The fines were meant to force them to adhere to the City’s by-laws. But I asked myself how were the homeless people going to pay the fines if I cannot even afford the cost of electricity.
Be that as it may, I feel Mandela Day is being used wrongly by wrong people too.
If people with money care so much about the homeless and other less fortunate people, why don’t they do something good on a daily basis? I have a number of suggestions as to how they can spend their money.
Why can’t they sponsor some sport clubs in poor areas or give out bursaries to children from poor backgrounds?
I know there are some good people who do that, but not as many as there are dishing out good deeds on July 18.
On Mandela Day we have stopped being creative. All we can come up with is giving soup to the men on the streets. We will provide blankets to them, irrespective of the rains or the fact that they have no shelter. It’s like the homeless have become a project for companies and government.
When politicians campaign, they never speak about them but when Mandela Day approaches, every government department wants to do something for them.
And then no one speaks about them beyond Mandela Day. Law enforcement will return to terrorising them because, they will tell you, “I am only doing my job”.I’m not saying we should not mark Mandela Day or that we should not help others. I am asking that we think of those less fortunate throughout the year and that we don’t abuse the name of Madiba.
I thank Mandela for his love for people. Aah! Dalibhunga. Long live the spirit of Rolihlahla Mandela long live.

____

-- Aim of the exercise --
In the Mandela Day text, what two ways does the writer suggest people with money could spend it?

____

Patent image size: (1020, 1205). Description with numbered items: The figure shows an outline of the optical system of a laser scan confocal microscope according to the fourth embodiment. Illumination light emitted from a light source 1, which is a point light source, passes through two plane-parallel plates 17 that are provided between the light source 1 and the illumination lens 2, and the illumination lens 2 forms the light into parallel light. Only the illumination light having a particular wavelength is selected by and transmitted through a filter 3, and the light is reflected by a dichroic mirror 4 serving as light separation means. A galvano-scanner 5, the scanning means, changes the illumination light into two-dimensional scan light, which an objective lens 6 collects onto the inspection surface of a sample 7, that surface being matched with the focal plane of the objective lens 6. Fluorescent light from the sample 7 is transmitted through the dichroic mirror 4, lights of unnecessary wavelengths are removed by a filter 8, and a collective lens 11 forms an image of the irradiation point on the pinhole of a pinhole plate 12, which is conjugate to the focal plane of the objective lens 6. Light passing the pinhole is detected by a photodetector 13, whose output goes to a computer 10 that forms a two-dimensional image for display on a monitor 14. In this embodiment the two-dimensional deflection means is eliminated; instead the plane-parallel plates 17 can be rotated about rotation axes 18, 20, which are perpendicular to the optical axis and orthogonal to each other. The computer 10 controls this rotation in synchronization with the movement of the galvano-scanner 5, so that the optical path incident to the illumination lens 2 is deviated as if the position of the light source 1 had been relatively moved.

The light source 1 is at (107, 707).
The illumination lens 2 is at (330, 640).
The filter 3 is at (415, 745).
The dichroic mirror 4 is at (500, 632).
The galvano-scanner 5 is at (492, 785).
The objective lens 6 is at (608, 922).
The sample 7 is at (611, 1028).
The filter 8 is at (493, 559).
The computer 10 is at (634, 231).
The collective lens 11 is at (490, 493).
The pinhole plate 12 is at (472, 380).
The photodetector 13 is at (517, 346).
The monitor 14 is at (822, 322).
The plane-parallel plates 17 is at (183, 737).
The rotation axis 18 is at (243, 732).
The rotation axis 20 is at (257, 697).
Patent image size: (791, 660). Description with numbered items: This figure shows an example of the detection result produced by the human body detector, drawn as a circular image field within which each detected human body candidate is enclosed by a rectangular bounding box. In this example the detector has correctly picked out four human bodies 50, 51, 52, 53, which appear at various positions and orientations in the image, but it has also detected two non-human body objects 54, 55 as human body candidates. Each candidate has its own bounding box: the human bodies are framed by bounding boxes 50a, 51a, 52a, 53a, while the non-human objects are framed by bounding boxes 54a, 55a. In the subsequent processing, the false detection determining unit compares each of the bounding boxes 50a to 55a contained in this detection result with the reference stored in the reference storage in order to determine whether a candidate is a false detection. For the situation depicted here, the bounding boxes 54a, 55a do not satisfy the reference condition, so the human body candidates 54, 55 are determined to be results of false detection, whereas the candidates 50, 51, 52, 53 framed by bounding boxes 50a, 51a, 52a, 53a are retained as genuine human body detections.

____

-- Written reply --
Sponsoring sport clubs in poor areas or giving bursaries to children from poor backgrounds.